## The task
Copy out all lines in the data below containing the string "наличии".

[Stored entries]
______________________________
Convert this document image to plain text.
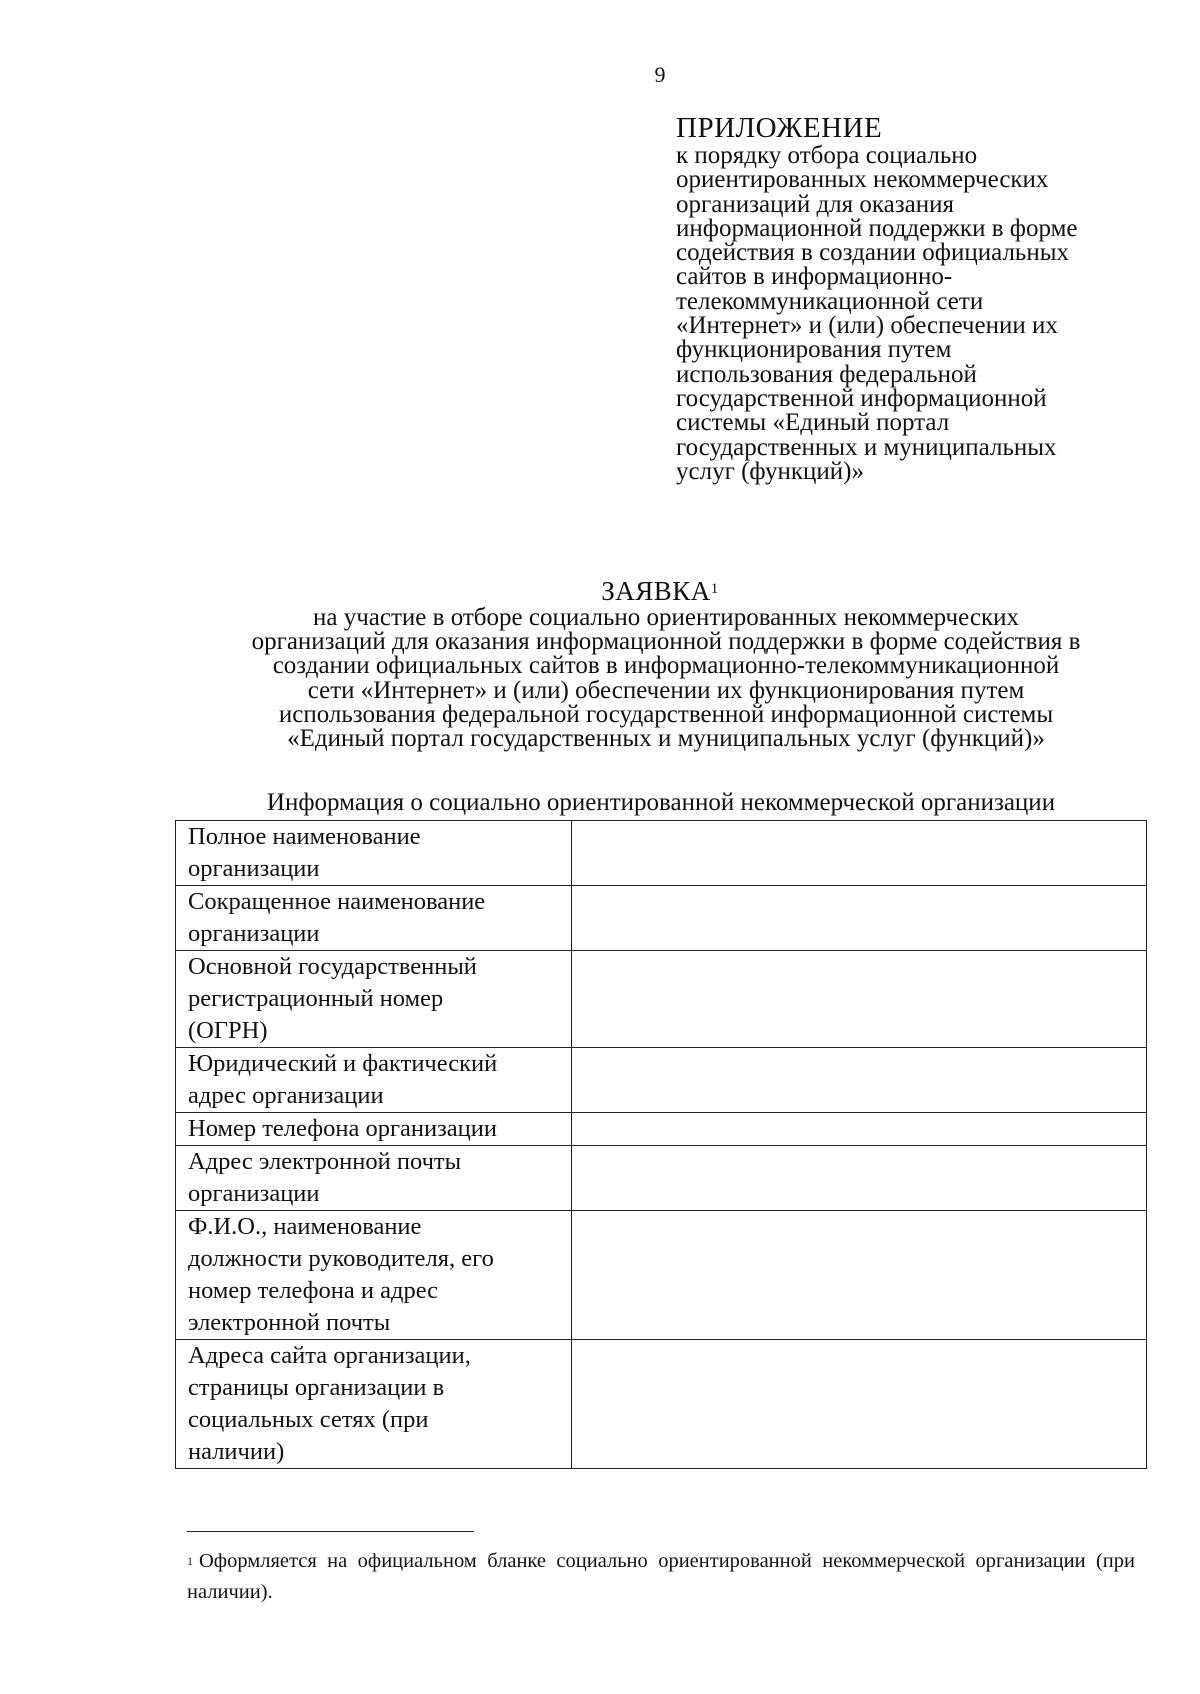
9
ПРИЛОЖЕНИЕ
к порядку отбора социально
ориентированных некоммерческих
организаций для оказания
информационной поддержки в форме
содействия в создании официальных
сайтов в информационно-
телекоммуникационной сети
«Интернет» и (или) обеспечении их
функционирования путем
использования федеральной
государственной информационной
системы «Единый портал
государственных и муниципальных
услуг (функций)»
ЗАЯВКА$^1$
на участие в отборе социально ориентированных некоммерческих
организаций для оказания информационной поддержки в форме содействия в
создании официальных сайтов в информационно-телекоммуникационной
сети «Интернет» и (или) обеспечении их функционирования путем
использования федеральной государственной информационной системы
«Единый портал государственных и муниципальных услуг (функций)»
Информация о социально ориентированной некоммерческой организации
Полное наименование
организации	

Сокращенное наименование
организации	

Основной государственный
регистрационный номер
(ОГРН)	

Юридический и фактический
адрес организации	

Номер телефона организации	

Адрес электронной почты
организации	

Ф.И.О., наименование
должности руководителя, его
номер телефона и адрес
электронной почты	

Адреса сайта организации,
страницы организации в
социальных сетях (при
наличии)	

$^1$ Оформляется на официальном бланке социально ориентированной некоммерческой организации (при наличии).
______________________________
## The output
наличии)	
$^1$ Оформляется на официальном бланке социально ориентированной некоммерческой организации (при наличии).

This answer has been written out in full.